◆ EXERCISE OBJECTIVE ◆
Count how many lines have the word "Sıcaklığın" in them. Reply with that number by itself.

◆ AVAILABLE DATA ◆
* * * * * * *
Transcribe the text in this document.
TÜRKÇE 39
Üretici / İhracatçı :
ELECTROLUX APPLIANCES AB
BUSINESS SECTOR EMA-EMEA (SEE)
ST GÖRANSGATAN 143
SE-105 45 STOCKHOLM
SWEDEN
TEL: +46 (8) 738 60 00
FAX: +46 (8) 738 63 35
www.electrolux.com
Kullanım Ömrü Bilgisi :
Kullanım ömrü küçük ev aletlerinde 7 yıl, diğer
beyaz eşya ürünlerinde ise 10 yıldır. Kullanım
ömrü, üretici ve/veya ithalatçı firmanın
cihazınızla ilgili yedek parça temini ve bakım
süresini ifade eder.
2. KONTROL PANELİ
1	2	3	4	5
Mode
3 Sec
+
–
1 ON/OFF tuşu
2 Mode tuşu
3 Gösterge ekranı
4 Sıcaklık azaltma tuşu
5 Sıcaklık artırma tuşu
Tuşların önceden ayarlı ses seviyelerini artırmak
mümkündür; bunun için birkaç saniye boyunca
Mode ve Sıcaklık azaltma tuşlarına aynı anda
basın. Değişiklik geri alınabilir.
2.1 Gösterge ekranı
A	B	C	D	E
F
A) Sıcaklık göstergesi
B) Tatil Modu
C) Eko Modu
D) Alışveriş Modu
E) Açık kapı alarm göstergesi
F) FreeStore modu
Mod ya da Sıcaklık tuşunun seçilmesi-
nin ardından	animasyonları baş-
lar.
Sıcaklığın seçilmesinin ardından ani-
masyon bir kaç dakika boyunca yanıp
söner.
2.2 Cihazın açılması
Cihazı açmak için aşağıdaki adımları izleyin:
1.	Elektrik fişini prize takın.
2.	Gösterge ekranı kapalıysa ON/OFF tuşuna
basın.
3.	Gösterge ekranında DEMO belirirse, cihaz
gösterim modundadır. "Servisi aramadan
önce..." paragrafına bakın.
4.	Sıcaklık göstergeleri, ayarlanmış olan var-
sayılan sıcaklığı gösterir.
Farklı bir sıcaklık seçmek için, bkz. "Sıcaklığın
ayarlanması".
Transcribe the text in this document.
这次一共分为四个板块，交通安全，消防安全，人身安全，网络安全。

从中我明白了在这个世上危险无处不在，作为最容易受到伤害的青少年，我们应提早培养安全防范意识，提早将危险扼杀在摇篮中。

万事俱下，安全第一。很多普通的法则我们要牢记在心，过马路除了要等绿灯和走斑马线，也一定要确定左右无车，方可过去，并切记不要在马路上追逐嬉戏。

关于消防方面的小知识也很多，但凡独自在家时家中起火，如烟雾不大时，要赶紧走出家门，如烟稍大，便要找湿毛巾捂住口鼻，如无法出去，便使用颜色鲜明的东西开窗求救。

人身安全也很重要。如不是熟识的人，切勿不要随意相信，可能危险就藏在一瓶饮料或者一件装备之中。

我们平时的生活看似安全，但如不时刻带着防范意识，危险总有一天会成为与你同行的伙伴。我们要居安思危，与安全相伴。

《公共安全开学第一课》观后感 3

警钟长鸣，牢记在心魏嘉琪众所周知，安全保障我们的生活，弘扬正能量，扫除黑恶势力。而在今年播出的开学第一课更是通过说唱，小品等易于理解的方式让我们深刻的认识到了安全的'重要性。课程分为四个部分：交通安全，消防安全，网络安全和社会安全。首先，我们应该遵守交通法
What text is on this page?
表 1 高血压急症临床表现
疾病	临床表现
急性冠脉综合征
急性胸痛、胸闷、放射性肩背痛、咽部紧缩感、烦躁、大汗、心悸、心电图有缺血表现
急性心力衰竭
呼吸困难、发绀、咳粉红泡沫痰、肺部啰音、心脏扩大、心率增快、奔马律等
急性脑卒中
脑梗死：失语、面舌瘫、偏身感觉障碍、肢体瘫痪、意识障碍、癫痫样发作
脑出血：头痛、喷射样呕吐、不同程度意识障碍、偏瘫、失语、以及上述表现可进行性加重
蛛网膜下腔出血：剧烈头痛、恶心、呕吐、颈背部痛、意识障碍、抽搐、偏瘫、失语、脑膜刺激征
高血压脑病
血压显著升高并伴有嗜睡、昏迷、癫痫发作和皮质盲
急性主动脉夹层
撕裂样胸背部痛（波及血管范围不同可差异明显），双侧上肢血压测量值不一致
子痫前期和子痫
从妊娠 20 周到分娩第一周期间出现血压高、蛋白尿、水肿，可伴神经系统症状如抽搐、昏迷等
* * * * * * *
◆ FULL OUTPUT ◆
2